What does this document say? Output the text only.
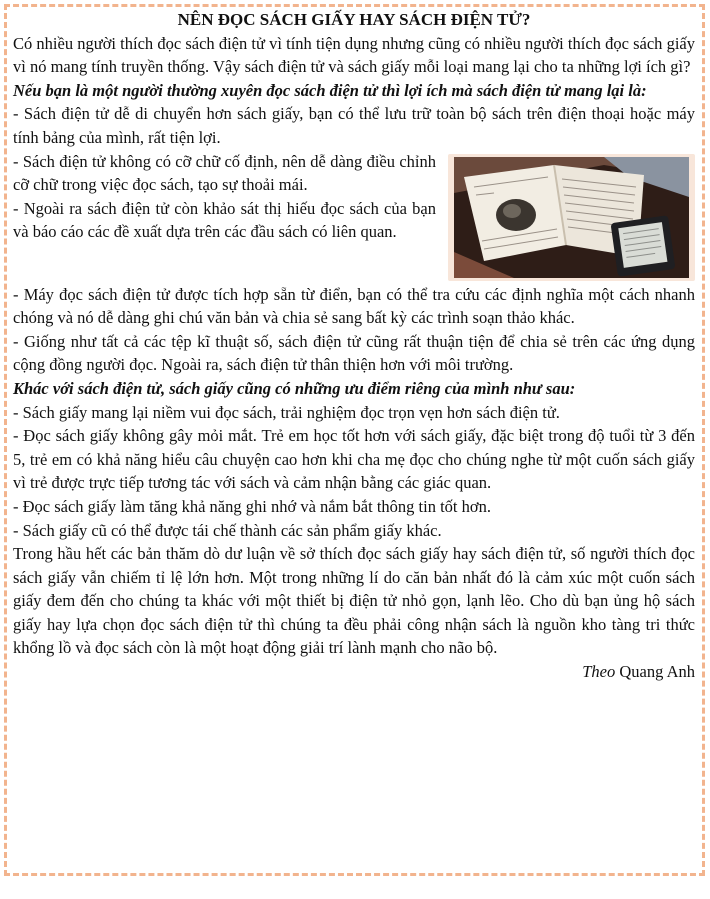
NÊN ĐỌC SÁCH GIẤY HAY SÁCH ĐIỆN TỬ?

Có nhiều người thích đọc sách điện tử vì tính tiện dụng nhưng cũng có nhiều người thích đọc sách giấy vì nó mang tính truyền thống. Vậy sách điện tử và sách giấy mỗi loại mang lại cho ta những lợi ích gì?

Nếu bạn là một người thường xuyên đọc sách điện tử thì lợi ích mà sách điện tử mang lại là:

- Sách điện tử dễ di chuyển hơn sách giấy, bạn có thể lưu trữ toàn bộ sách trên điện thoại hoặc máy tính bảng của mình, rất tiện lợi.

- Sách điện tử không có cỡ chữ cố định, nên dễ dàng điều chỉnh cỡ chữ trong việc đọc sách, tạo sự thoải mái.

- Ngoài ra sách điện tử còn khảo sát thị hiếu đọc sách của bạn và báo cáo các đề xuất dựa trên các đầu sách có liên quan.

- Máy đọc sách điện tử được tích hợp sẵn từ điển, bạn có thể tra cứu các định nghĩa một cách nhanh chóng và nó dễ dàng ghi chú văn bản và chia sẻ sang bất kỳ các trình soạn thảo khác.

- Giống như tất cả các tệp kĩ thuật số, sách điện tử cũng rất thuận tiện để chia sẻ trên các ứng dụng cộng đồng người đọc. Ngoài ra, sách điện tử thân thiện hơn với môi trường.

Khác với sách điện tử, sách giấy cũng có những ưu điểm riêng của mình như sau:

- Sách giấy mang lại niềm vui đọc sách, trải nghiệm đọc trọn vẹn hơn sách điện tử.

- Đọc sách giấy không gây mỏi mắt. Trẻ em học tốt hơn với sách giấy, đặc biệt trong độ tuổi từ 3 đến 5, trẻ em có khả năng hiểu câu chuyện cao hơn khi cha mẹ đọc cho chúng nghe từ một cuốn sách giấy vì trẻ được trực tiếp tương tác với sách và cảm nhận bằng các giác quan.

- Đọc sách giấy làm tăng khả năng ghi nhớ và nắm bắt thông tin tốt hơn.

- Sách giấy cũ có thể được tái chế thành các sản phẩm giấy khác.

Trong hầu hết các bản thăm dò dư luận về sở thích đọc sách giấy hay sách điện tử, số người thích đọc sách giấy vẫn chiếm tỉ lệ lớn hơn. Một trong những lí do căn bản nhất đó là cảm xúc một cuốn sách giấy đem đến cho chúng ta khác với một thiết bị điện tử nhỏ gọn, lạnh lẽo. Cho dù bạn ủng hộ sách giấy hay lựa chọn đọc sách điện tử thì chúng ta đều phải công nhận sách là nguồn kho tàng tri thức khổng lồ và đọc sách còn là một hoạt động giải trí lành mạnh cho não bộ.

Theo Quang Anh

__Requirements__: Report only how many lines in the entries contain "được".

__Reply to the exercise__: 3